### PROBLEMS AND TASKS
**A)** Answer these questions about the post on the NRF and PCI, marking each answer with its number:
(i) What is the title of the CSO Online article the post responds to?
(ii) For how many years does the post say the card brands have made billions through merchant transactions?
(iii) According to the post, who pays for it all in the end?
**B)** Reproduce word for word the part of the post on the NRF and PCI that opens with the words containing "How can he possibly" and closes with "business practices perceived.".
--- PASSAGE PROVIDED ---
National Retail Federation (NRF), Why They SHOULD Hate PCI

In a recent CSO Online article; “The National Retail Federation is dead wrong about PCI“, the author made, in my opinion, one the most reprehensible defences of PCI I’ve ever seen. Even the SSC have not been so bold as to make these kinds of off-the-mark and clearly self-serving assertions.

After an innocuous 2 paragraph preamble, the author(s) state;

Despite NRF assertions to the contrary, the payment card industry has asserted that their card security standards are voluntary. Merchants have a definite choice if they want to accept credit and debit cards or not. It’s quite safe to say if retail establishments couldn’t accept payment cards; most would see massive sales reductions, and a large number would simply go out of business.

How can he possibly say that merchants have a choice, when he says it himself that most would see “massive sales reductions”!? Call that a choice!? That’s right up there with ‘face or gut?’!

The fact remains that the card brands STILL have merchants by the short-and-curlies when it comes to non-cash payments. You only have to look at the anti-competition or unfair business practice suits that card brands have had to fight over the years to see how distastefully are their business practices perceived.

And quite frankly, this all shows a complete lack of understanding of the NRF’s main issue; They don’t CARE how they receive payment, payments are NOT core to their business. Being paid for their product / services is.

The author goes on to say;

Given the significance of payment cards, we would have expected the NRF to be at the forefront of PCI advocacy and compliance. Yet the reality is that they have an extremely disdainful view towards PCI.

Seriously? Ask me to pick up the cost of fixing your crappy service and I’ll be equally ‘disdainful’. Sod that, I’d be thoroughly pissed-off, but I still wouldn’t have a choice, not if I wanted to stay in business.

The NRF have every right to expect the card brands to do something more appropriate, THEY are the ones providing the service and THEY (and their associated middle-men) are the ones who’ve made billions through merchant transactions over the course of 50+ years.

But it’s the merchants who are the ones who are paying the interchange rates. And it’s the merchants who have to spend billions on infrastructures that do absolutely NOTHING to help them improve their customer’s shopping experience.

Guess who pays for this in the end? Yep, us, the consumers.
--- ENTRIES PROVIDED ---
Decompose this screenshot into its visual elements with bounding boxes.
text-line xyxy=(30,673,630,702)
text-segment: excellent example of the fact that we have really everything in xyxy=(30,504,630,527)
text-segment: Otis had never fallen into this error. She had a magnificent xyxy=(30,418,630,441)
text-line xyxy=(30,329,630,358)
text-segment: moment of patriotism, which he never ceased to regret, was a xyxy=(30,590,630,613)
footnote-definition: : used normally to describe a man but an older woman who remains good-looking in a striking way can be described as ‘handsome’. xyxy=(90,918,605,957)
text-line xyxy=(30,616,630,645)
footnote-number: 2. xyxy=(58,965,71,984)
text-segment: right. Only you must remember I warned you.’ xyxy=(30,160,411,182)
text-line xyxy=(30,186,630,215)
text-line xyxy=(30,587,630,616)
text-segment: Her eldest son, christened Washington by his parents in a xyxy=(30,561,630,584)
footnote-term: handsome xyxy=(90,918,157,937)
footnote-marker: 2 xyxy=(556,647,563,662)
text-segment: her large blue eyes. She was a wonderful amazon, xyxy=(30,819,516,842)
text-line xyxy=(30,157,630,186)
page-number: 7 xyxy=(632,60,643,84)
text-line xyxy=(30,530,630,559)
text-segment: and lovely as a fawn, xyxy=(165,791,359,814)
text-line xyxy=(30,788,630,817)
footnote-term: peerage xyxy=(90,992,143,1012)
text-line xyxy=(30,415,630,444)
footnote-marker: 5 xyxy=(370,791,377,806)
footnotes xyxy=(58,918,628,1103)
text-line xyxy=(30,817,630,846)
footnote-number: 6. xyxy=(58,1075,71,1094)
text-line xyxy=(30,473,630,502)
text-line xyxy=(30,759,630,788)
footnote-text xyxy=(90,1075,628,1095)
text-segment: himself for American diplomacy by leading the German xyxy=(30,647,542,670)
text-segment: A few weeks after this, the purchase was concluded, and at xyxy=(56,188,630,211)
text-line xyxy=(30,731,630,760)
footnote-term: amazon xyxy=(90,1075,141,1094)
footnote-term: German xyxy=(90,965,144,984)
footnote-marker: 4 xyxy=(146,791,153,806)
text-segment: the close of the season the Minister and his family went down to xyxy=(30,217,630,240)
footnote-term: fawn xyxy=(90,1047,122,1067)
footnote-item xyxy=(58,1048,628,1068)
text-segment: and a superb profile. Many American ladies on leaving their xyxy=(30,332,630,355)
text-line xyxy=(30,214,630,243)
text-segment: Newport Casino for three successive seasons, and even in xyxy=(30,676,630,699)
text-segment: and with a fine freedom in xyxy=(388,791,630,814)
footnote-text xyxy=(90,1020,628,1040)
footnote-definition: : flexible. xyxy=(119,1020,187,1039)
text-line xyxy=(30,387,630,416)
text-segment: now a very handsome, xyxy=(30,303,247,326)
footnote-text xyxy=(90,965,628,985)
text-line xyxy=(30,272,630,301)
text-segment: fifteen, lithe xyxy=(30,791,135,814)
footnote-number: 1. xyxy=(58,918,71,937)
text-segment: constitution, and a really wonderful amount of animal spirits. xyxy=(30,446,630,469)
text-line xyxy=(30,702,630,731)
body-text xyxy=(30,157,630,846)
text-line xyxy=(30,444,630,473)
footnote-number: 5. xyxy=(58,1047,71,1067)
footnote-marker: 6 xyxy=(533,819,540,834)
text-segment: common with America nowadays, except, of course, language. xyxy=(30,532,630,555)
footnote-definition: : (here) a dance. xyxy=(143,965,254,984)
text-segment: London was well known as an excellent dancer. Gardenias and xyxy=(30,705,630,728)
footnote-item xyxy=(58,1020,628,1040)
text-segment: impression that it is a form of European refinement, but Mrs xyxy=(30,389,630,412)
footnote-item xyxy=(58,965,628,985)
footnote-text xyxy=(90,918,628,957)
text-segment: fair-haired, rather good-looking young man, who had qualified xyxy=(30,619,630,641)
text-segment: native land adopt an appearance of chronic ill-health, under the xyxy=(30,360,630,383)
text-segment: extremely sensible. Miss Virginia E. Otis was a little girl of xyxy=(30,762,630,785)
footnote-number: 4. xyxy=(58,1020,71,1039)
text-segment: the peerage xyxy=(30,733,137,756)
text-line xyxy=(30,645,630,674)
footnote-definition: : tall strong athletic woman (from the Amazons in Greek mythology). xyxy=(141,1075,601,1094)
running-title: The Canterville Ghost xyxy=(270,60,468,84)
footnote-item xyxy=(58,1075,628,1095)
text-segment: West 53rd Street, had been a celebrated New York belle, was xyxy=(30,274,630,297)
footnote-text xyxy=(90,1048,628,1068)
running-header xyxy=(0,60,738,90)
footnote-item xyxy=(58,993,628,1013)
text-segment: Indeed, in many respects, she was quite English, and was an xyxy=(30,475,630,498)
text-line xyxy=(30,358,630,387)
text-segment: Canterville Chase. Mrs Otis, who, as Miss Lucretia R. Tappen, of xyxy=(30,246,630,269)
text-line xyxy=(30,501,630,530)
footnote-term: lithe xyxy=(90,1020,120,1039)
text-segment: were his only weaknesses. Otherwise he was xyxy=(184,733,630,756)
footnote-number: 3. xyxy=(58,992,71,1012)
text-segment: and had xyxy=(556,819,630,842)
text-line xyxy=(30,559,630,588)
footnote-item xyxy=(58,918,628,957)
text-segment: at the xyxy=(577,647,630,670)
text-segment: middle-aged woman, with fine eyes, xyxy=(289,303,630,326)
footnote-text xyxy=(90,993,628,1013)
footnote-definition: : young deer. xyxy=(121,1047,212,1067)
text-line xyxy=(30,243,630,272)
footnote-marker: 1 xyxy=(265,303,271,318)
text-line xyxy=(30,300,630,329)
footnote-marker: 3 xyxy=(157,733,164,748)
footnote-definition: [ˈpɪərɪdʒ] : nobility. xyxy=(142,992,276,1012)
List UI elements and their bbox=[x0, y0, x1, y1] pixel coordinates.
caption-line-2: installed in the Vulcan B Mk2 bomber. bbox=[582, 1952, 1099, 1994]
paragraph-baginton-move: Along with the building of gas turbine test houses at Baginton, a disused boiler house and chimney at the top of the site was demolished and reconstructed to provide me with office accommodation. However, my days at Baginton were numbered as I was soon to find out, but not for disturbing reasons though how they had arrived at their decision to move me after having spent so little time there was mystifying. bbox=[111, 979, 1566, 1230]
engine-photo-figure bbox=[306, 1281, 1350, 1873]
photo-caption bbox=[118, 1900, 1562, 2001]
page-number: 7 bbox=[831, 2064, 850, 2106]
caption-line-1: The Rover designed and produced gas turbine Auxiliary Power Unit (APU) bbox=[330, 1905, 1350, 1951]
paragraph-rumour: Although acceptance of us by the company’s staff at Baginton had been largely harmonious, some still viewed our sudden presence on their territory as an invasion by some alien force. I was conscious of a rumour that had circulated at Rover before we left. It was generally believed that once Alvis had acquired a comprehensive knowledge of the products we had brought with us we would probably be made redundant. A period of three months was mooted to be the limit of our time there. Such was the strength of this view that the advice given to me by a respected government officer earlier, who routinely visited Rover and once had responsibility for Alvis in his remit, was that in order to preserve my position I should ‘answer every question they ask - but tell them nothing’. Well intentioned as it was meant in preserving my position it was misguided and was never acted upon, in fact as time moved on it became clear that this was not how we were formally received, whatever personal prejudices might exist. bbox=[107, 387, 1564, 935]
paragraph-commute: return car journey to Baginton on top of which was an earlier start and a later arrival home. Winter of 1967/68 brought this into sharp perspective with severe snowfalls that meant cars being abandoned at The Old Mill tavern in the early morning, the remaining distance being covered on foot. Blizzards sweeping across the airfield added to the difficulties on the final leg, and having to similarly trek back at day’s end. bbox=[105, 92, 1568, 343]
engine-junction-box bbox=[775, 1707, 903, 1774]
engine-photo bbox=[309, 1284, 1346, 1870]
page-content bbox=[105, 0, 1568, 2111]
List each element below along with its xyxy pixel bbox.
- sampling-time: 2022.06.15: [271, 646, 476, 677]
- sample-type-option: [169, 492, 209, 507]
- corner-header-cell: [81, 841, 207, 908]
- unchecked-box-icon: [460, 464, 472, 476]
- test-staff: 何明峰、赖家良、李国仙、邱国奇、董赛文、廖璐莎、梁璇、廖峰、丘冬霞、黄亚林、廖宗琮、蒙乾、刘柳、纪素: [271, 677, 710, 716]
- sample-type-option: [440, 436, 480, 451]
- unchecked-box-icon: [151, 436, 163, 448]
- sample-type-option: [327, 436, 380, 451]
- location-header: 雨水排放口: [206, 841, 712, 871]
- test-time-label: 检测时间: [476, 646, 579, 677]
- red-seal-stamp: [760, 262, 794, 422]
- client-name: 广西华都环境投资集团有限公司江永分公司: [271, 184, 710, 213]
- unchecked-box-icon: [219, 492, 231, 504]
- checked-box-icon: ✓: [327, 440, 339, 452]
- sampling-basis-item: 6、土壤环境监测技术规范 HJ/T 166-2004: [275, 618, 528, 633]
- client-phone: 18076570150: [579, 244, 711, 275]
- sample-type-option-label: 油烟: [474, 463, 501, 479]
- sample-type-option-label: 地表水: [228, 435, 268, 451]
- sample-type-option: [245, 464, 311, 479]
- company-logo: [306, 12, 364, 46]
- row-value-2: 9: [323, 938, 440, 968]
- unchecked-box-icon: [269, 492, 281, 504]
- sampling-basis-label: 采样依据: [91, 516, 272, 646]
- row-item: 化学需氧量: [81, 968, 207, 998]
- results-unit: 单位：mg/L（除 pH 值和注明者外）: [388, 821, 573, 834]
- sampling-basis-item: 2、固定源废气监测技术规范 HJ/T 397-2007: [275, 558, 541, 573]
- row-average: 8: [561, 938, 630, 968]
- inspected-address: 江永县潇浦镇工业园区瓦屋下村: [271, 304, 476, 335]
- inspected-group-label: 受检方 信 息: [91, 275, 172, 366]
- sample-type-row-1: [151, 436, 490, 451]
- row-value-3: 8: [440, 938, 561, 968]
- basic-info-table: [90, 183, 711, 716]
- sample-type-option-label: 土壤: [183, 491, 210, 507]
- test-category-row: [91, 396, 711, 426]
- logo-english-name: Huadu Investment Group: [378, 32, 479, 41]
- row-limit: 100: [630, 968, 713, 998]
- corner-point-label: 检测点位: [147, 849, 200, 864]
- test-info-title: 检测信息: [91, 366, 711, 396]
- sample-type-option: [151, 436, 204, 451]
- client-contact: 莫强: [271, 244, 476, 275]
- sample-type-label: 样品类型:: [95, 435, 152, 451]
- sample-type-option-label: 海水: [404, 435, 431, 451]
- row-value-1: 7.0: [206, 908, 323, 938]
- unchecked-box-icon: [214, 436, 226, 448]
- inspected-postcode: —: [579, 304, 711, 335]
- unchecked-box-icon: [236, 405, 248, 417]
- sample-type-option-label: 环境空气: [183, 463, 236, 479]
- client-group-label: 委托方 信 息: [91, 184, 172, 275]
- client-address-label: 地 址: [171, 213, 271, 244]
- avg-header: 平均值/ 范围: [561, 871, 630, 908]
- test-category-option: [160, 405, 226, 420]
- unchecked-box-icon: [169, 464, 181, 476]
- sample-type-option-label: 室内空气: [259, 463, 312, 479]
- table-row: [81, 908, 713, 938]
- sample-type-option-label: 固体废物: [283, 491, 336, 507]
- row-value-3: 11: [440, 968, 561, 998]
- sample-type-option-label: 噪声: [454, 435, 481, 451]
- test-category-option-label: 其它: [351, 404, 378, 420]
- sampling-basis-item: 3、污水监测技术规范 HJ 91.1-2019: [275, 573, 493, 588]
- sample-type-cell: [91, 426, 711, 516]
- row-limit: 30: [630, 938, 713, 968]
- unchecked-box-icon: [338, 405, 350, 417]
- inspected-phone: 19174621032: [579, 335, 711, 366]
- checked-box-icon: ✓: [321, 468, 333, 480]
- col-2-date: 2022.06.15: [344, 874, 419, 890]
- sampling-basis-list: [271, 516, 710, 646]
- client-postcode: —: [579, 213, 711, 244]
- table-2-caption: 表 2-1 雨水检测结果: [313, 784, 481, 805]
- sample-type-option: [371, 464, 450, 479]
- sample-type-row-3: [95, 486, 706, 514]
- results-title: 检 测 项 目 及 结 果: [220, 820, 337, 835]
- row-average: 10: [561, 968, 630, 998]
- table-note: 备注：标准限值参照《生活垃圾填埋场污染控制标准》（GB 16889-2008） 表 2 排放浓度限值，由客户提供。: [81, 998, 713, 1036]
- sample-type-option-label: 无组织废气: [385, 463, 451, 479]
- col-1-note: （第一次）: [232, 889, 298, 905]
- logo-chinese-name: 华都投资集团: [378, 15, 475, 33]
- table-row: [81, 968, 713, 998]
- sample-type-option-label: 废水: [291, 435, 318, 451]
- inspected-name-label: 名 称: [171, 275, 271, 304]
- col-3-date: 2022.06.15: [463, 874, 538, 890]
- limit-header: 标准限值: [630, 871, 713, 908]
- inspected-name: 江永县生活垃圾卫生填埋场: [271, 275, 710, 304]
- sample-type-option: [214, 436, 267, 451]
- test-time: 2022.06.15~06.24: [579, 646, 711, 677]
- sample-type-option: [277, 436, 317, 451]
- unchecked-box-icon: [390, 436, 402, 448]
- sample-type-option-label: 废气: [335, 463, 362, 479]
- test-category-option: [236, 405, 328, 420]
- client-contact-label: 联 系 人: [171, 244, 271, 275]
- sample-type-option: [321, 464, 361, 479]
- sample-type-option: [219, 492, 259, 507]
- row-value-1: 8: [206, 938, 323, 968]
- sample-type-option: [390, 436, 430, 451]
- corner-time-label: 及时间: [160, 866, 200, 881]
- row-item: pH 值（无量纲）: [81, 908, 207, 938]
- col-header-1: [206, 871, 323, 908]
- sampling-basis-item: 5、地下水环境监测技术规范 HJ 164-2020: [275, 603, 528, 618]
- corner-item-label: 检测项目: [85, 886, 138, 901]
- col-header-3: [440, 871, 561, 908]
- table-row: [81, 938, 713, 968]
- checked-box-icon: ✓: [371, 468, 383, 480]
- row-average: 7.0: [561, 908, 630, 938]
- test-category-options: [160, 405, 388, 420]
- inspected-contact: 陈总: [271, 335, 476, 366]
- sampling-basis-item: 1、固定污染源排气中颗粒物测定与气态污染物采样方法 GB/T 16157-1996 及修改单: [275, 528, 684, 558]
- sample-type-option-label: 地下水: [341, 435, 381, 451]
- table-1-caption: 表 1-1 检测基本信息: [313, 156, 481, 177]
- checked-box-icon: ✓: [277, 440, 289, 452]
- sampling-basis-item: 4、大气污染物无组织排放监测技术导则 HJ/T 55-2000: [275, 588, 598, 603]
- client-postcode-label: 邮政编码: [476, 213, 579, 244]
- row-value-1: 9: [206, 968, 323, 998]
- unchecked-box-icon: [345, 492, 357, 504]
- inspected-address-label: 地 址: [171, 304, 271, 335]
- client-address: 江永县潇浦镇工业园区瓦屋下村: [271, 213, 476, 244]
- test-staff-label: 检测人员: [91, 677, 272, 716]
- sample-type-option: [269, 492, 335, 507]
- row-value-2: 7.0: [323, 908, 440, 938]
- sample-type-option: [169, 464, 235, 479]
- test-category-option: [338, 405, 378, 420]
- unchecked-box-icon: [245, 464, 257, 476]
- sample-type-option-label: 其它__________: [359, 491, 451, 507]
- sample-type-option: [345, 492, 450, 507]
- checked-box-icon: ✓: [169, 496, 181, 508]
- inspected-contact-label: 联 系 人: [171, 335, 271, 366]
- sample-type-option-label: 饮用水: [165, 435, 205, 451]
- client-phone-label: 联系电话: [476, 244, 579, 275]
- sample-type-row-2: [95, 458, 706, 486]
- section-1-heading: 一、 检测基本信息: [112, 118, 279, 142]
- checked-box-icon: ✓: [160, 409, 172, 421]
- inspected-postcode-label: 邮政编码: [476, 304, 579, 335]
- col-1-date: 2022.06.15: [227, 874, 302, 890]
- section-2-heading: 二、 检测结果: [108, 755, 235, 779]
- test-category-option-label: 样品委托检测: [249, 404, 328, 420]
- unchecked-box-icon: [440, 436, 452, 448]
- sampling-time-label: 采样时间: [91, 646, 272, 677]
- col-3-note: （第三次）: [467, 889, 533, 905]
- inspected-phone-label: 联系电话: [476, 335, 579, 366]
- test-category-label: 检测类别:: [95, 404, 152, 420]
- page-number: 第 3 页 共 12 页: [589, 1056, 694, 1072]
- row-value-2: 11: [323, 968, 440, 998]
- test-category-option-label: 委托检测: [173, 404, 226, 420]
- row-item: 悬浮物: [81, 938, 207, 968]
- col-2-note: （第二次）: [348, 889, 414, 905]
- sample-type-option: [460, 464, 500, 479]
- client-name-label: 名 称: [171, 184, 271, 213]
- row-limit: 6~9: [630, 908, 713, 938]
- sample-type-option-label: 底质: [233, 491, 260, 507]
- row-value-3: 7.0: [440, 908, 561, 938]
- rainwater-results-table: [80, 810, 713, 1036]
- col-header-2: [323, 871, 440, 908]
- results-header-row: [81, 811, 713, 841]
---
### ANSWERS PER TASK
**A)**
(i) "The National Retail Federation is dead wrong about PCI"
(ii) 50+ years
(iii) The consumers

**B)**
How can he possibly say that merchants have a choice, when he says it himself that most would see “massive sales reductions”!? Call that a choice!? That’s right up there with ‘face or gut?’!

The fact remains that the card brands STILL have merchants by the short-and-curlies when it comes to non-cash payments. You only have to look at the anti-competition or unfair business practice suits that card brands have had to fight over the years to see how distastefully are their business practices perceived.